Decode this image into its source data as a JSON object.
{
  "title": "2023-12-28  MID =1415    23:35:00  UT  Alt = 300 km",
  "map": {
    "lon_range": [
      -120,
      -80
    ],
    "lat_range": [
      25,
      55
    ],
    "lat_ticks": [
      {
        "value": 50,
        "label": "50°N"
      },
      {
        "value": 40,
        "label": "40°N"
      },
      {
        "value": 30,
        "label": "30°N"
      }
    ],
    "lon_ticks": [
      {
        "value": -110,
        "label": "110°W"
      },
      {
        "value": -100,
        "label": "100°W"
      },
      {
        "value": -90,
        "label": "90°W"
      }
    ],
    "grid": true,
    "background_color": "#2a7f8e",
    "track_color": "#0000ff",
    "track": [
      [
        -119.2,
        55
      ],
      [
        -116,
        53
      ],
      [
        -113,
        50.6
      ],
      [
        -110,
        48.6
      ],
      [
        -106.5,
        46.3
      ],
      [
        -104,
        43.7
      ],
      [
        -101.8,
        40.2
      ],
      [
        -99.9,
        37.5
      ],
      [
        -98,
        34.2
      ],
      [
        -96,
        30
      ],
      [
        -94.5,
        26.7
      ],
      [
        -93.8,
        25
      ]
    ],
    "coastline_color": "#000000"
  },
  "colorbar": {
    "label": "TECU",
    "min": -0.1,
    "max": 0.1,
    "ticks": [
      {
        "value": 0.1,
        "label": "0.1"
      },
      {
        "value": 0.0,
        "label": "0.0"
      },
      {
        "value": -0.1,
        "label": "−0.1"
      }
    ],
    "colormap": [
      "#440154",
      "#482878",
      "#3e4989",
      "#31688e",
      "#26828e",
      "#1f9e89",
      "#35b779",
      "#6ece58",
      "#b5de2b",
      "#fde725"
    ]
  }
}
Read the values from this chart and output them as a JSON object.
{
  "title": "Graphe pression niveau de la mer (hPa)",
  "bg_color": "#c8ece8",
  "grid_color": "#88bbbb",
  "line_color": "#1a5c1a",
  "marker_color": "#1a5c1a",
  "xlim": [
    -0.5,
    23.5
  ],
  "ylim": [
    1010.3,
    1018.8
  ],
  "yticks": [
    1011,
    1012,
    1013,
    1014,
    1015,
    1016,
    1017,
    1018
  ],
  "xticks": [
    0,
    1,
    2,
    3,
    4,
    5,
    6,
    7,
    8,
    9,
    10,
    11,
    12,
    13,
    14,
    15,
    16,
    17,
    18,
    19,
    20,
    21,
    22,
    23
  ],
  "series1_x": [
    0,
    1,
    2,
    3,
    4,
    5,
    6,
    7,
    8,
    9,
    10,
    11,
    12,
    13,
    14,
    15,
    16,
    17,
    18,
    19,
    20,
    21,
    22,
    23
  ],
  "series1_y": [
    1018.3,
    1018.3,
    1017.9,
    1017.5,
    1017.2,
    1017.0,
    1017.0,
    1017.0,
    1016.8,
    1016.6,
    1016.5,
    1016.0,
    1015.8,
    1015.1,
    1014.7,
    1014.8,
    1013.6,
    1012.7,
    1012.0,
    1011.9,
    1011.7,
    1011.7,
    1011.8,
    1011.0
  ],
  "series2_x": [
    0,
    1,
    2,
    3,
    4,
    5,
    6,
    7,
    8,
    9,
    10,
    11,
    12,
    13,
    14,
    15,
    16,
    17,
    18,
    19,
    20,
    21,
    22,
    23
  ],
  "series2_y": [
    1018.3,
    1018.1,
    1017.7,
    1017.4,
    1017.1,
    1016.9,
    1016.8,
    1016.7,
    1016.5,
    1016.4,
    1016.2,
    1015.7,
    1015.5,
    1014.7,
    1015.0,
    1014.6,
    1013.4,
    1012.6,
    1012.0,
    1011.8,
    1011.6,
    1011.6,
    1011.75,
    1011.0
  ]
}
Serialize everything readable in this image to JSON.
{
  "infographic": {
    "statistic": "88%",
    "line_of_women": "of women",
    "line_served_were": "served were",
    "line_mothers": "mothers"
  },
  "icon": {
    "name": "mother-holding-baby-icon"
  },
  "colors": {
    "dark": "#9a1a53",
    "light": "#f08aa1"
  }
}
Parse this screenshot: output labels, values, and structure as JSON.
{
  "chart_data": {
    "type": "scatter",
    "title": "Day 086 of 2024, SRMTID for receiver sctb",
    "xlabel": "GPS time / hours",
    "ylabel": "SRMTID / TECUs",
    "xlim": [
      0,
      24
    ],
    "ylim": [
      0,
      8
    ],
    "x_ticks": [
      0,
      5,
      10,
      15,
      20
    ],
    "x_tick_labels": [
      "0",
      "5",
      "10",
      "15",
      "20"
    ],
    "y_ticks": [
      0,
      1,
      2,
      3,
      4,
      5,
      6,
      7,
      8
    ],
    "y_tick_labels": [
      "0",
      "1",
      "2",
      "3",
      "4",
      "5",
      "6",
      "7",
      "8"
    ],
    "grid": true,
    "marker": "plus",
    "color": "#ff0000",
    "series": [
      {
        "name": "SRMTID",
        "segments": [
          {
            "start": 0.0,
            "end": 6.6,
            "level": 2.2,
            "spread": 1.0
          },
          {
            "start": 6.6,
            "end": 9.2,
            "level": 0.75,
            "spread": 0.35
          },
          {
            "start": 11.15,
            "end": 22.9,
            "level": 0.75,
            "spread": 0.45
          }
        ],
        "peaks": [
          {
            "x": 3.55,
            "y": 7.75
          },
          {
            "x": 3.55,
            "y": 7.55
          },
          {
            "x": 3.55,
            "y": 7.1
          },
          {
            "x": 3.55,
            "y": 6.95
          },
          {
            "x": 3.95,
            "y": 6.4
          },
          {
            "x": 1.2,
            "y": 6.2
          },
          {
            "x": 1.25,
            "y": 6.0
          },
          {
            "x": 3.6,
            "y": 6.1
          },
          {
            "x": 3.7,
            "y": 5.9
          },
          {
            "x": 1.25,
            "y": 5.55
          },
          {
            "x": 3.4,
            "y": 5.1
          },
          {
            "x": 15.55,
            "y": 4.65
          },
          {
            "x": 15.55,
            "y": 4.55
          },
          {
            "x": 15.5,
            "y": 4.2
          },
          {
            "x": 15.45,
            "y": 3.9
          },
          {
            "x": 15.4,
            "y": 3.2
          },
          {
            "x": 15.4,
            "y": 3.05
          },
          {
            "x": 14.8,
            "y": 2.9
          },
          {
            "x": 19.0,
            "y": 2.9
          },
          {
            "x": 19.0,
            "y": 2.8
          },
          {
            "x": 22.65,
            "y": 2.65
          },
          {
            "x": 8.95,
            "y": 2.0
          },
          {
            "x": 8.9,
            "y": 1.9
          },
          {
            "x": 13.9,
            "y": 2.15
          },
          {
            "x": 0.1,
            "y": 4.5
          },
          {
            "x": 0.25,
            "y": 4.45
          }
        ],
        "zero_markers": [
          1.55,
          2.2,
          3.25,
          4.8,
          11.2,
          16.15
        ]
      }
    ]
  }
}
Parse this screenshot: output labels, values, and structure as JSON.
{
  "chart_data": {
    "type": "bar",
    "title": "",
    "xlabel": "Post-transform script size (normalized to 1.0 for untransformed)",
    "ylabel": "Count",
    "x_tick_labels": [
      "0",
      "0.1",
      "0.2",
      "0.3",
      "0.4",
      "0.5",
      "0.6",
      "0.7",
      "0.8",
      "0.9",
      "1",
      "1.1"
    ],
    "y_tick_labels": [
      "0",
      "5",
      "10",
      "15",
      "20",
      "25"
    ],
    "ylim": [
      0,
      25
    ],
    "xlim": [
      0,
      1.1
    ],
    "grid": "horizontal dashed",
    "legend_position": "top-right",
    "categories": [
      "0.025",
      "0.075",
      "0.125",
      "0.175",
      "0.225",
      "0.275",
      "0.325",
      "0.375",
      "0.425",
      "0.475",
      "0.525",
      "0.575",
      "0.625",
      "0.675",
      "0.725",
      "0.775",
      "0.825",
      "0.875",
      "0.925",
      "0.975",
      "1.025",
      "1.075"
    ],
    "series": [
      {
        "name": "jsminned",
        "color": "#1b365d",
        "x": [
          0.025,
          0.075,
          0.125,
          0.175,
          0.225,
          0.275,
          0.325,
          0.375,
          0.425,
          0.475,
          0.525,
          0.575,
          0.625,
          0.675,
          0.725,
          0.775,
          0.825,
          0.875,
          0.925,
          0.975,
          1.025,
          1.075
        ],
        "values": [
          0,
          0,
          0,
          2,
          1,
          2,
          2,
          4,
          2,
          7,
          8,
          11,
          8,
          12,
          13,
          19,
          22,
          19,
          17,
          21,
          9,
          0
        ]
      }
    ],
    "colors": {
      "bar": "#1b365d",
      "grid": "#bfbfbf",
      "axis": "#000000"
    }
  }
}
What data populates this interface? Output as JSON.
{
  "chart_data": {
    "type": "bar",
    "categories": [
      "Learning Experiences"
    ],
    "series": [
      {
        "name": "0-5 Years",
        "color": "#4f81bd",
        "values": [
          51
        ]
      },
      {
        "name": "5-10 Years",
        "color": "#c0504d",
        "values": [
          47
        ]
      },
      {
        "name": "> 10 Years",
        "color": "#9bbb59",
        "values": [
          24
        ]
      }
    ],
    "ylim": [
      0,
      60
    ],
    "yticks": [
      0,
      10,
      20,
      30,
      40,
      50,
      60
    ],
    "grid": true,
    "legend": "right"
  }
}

..........

§ Exercise prompt:
Return each line in the records that holds the string "this".

§ Solution to the exercise:
Decode this image into its source data as a JSON object.
Read the values from this chart and output them as a JSON object.
Serialize everything readable in this image to JSON.
Parse this screenshot: output labels, values, and structure as JSON.
Parse this screenshot: output labels, values, and structure as JSON.
What data populates this interface? Output as JSON.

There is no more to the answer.